=== YOUR OBJECTIVE ===
Records follow. Pull out every line that contains "THẢI".

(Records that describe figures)

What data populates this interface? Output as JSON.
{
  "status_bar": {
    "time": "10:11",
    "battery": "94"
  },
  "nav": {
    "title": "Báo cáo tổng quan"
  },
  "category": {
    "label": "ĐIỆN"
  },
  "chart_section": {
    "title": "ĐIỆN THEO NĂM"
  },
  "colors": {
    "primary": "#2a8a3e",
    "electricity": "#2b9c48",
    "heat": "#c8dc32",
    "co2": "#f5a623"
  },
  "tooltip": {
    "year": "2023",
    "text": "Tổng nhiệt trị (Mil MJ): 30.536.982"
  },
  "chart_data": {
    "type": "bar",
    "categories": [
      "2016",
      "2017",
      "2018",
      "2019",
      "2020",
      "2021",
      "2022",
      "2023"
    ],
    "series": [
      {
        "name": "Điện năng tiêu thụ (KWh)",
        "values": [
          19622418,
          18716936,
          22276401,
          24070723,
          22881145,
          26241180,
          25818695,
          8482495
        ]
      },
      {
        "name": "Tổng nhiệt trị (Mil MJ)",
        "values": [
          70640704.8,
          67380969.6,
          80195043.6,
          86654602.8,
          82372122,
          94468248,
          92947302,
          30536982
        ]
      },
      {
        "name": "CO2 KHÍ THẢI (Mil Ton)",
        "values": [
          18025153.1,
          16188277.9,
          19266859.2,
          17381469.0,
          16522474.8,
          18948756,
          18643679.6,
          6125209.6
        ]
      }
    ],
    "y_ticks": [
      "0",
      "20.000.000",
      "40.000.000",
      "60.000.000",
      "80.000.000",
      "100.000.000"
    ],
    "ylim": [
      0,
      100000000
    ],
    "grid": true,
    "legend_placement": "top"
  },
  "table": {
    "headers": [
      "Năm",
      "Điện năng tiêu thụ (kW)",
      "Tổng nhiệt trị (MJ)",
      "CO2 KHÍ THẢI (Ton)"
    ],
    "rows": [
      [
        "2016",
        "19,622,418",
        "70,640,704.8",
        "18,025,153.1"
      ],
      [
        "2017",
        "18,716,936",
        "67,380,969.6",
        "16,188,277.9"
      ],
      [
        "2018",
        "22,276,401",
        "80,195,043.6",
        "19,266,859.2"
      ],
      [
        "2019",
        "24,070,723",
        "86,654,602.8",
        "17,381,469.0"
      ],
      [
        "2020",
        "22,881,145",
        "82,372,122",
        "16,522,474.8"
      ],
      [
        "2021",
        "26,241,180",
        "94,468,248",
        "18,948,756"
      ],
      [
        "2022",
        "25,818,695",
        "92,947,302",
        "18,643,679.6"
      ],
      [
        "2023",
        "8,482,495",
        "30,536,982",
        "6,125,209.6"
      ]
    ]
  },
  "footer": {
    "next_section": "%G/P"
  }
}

=== CORRECT OUTPUT ===
        "name": "CO2 KHÍ THẢI (Mil Ton)",
      "CO2 KHÍ THẢI (Ton)"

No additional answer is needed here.